**WORK TO DO:** Reproduce every one of the items below line for line, with no changes at all.

**** RECORDS FOR PROCESSING

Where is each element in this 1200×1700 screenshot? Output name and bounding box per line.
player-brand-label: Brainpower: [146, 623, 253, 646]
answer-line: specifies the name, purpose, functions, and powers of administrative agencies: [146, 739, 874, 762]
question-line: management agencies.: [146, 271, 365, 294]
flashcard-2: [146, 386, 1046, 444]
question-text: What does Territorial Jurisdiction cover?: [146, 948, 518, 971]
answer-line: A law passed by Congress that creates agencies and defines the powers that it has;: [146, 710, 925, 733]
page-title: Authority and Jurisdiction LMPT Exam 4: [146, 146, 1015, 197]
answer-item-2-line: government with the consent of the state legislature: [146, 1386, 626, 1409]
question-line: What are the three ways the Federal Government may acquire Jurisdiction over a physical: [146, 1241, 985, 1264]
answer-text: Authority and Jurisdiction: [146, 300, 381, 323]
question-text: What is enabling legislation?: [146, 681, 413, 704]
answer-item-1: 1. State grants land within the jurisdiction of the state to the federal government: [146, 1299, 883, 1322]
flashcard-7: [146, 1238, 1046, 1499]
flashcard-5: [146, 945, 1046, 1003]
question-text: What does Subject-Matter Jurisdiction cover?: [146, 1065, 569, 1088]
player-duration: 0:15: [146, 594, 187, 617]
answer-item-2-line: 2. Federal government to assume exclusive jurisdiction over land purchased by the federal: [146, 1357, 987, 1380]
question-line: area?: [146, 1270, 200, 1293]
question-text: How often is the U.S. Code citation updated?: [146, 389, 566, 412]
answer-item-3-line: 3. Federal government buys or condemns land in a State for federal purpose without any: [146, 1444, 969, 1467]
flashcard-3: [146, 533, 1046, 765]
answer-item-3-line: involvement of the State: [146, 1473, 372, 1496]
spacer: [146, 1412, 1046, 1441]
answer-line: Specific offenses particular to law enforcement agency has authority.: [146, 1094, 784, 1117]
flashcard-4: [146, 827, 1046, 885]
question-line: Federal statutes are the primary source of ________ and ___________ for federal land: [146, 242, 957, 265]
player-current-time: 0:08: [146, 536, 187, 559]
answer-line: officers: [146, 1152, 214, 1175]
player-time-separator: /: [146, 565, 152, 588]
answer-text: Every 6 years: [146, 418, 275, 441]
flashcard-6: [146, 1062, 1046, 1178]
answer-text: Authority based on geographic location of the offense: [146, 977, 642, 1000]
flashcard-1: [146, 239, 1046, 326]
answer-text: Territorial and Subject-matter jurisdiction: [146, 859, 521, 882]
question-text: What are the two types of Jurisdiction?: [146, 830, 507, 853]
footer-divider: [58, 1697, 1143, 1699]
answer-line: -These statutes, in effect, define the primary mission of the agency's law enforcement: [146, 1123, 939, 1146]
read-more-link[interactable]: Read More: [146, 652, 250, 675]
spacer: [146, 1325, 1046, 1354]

********

**REPLY TO THE EXERCISE:**
Where is each element in this 1200×1700 screenshot? Output name and bounding box per line.
player-brand-label: Brainpower: [146, 623, 253, 646]
answer-line: specifies the name, purpose, functions, and powers of administrative agencies: [146, 739, 874, 762]
question-line: management agencies.: [146, 271, 365, 294]
flashcard-2: [146, 386, 1046, 444]
question-text: What does Territorial Jurisdiction cover?: [146, 948, 518, 971]
answer-line: A law passed by Congress that creates agencies and defines the powers that it has;: [146, 710, 925, 733]
page-title: Authority and Jurisdiction LMPT Exam 4: [146, 146, 1015, 197]
answer-item-2-line: government with the consent of the state legislature: [146, 1386, 626, 1409]
question-line: What are the three ways the Federal Government may acquire Jurisdiction over a physical: [146, 1241, 985, 1264]
answer-text: Authority and Jurisdiction: [146, 300, 381, 323]
question-text: What is enabling legislation?: [146, 681, 413, 704]
answer-item-1: 1. State grants land within the jurisdiction of the state to the federal government: [146, 1299, 883, 1322]
flashcard-7: [146, 1238, 1046, 1499]
flashcard-5: [146, 945, 1046, 1003]
question-text: What does Subject-Matter Jurisdiction cover?: [146, 1065, 569, 1088]
player-duration: 0:15: [146, 594, 187, 617]
answer-item-2-line: 2. Federal government to assume exclusive jurisdiction over land purchased by the federal: [146, 1357, 987, 1380]
question-line: area?: [146, 1270, 200, 1293]
question-text: How often is the U.S. Code citation updated?: [146, 389, 566, 412]
answer-item-3-line: 3. Federal government buys or condemns land in a State for federal purpose without any: [146, 1444, 969, 1467]
flashcard-3: [146, 533, 1046, 765]
answer-item-3-line: involvement of the State: [146, 1473, 372, 1496]
spacer: [146, 1412, 1046, 1441]
answer-line: Specific offenses particular to law enforcement agency has authority.: [146, 1094, 784, 1117]
flashcard-4: [146, 827, 1046, 885]
question-line: Federal statutes are the primary source of ________ and ___________ for federal land: [146, 242, 957, 265]
player-current-time: 0:08: [146, 536, 187, 559]
answer-line: officers: [146, 1152, 214, 1175]
player-time-separator: /: [146, 565, 152, 588]
answer-text: Every 6 years: [146, 418, 275, 441]
flashcard-6: [146, 1062, 1046, 1178]
answer-text: Authority based on geographic location of the offense: [146, 977, 642, 1000]
flashcard-1: [146, 239, 1046, 326]
answer-text: Territorial and Subject-matter jurisdiction: [146, 859, 521, 882]
question-text: What are the two types of Jurisdiction?: [146, 830, 507, 853]
footer-divider: [58, 1697, 1143, 1699]
answer-line: -These statutes, in effect, define the primary mission of the agency's law enforcement: [146, 1123, 939, 1146]
read-more-link[interactable]: Read More: [146, 652, 250, 675]
spacer: [146, 1325, 1046, 1354]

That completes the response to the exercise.